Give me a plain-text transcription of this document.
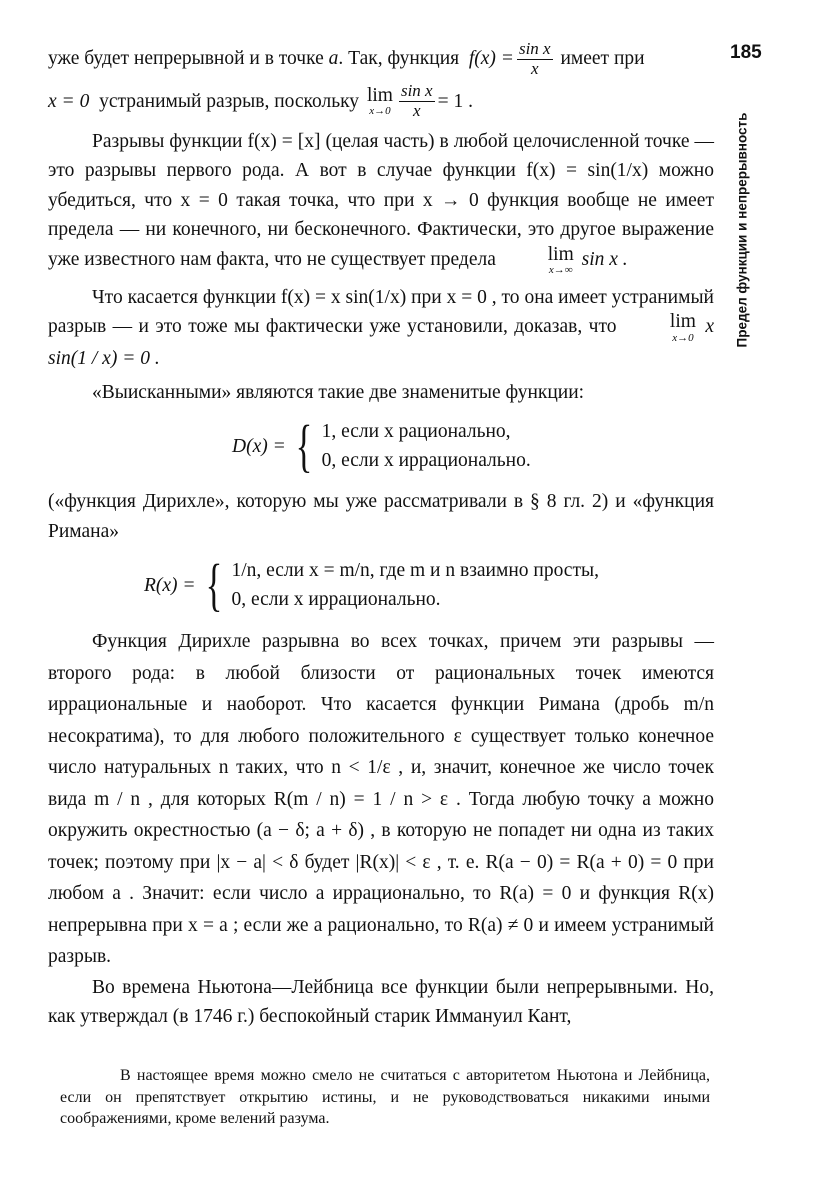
185
Предел функции и непрерывность

уже будет непрерывной и в точке
a . Так, функция
$f(x) = \frac{\text{sin x}}{x}$
имеет при

x = 0
устранимый разрыв, поскольку
lim
$x\to 0 \frac{\text{sin x}}{x} = 1$ .

Разрывы функции f(x) = [x] (целая часть) в любой целочисленной точке — это разрывы первого рода. А вот в случае функции f(x) = sin(1/x) можно убедиться, что x = 0 такая точка, что при x → 0 функция вообще не имеет предела — ни конечного, ни бесконечного. Фактически, это другое выражение уже известного нам факта, что не существует предела	lim
x→∞
sin x .

Что касается функции f(x) = x sin(1/x) при x = 0 , то она имеет устранимый разрыв — и это тоже мы фактически уже установили, доказав, что	lim
x→0
x sin(1 / x) = 0 .

«Выисканными» являются такие две знаменитые функции:

D(x) = { 1, если x рационально,
0, если x иррационально.

(«функция Дирихле», которую мы уже рассматривали в § 8 гл. 2) и «функция Римана»

R(x) = { 1/n, если x = m/n, где m и n взаимно просты,
0, если x иррационально.

Функция Дирихле разрывна во всех точках, причем эти разрывы — второго рода: в любой близости от рациональных точек имеются иррациональные и наоборот. Что касается функции Римана (дробь m/n несократима), то для любого положительного ε существует только конечное число натуральных n таких, что n < 1/ε , и, значит, конечное же число точек вида m / n , для которых R(m / n) = 1 / n > ε . Тогда любую точку a можно окружить окрестностью (a − δ; a + δ) , в которую не попадет ни одна из таких точек; поэтому при |x − a| < δ будет |R(x)| < ε , т. е. R(a − 0) = R(a + 0) = 0 при любом a . Значит: если число a иррационально, то R(a) = 0 и функция R(x) непрерывна при x = a ; если же a рационально, то R(a) ≠ 0 и имеем устранимый разрыв.

Во времена Ньютона—Лейбница все функции были непрерывными. Но, как утверждал (в 1746 г.) беспокойный старик Иммануил Кант,

В настоящее время можно смело не считаться с авторитетом Ньютона и Лейбница, если он препятствует открытию истины, и не руководствоваться никакими иными соображениями, кроме велений разума.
+===+
* **Written request**
Copy every record above exactly, leaving out the pictures.

* **Task solution**
Give me a plain-text transcription of this document.
185
Предел функции и непрерывность

уже будет непрерывной и в точке
a . Так, функция
$f(x) = \frac{\text{sin x}}{x}$
имеет при

x = 0
устранимый разрыв, поскольку
lim
$x\to 0 \frac{\text{sin x}}{x} = 1$ .

Разрывы функции f(x) = [x] (целая часть) в любой целочисленной точке — это разрывы первого рода. А вот в случае функции f(x) = sin(1/x) можно убедиться, что x = 0 такая точка, что при x → 0 функция вообще не имеет предела — ни конечного, ни бесконечного. Фактически, это другое выражение уже известного нам факта, что не существует предела	lim
x→∞
sin x .

Что касается функции f(x) = x sin(1/x) при x = 0 , то она имеет устранимый разрыв — и это тоже мы фактически уже установили, доказав, что	lim
x→0
x sin(1 / x) = 0 .

«Выисканными» являются такие две знаменитые функции:

D(x) = { 1, если x рационально,
0, если x иррационально.

(«функция Дирихле», которую мы уже рассматривали в § 8 гл. 2) и «функция Римана»

R(x) = { 1/n, если x = m/n, где m и n взаимно просты,
0, если x иррационально.

Функция Дирихле разрывна во всех точках, причем эти разрывы — второго рода: в любой близости от рациональных точек имеются иррациональные и наоборот. Что касается функции Римана (дробь m/n несократима), то для любого положительного ε существует только конечное число натуральных n таких, что n < 1/ε , и, значит, конечное же число точек вида m / n , для которых R(m / n) = 1 / n > ε . Тогда любую точку a можно окружить окрестностью (a − δ; a + δ) , в которую не попадет ни одна из таких точек; поэтому при |x − a| < δ будет |R(x)| < ε , т. е. R(a − 0) = R(a + 0) = 0 при любом a . Значит: если число a иррационально, то R(a) = 0 и функция R(x) непрерывна при x = a ; если же a рационально, то R(a) ≠ 0 и имеем устранимый разрыв.

Во времена Ньютона—Лейбница все функции были непрерывными. Но, как утверждал (в 1746 г.) беспокойный старик Иммануил Кант,

В настоящее время можно смело не считаться с авторитетом Ньютона и Лейбница, если он препятствует открытию истины, и не руководствоваться никакими иными соображениями, кроме велений разума.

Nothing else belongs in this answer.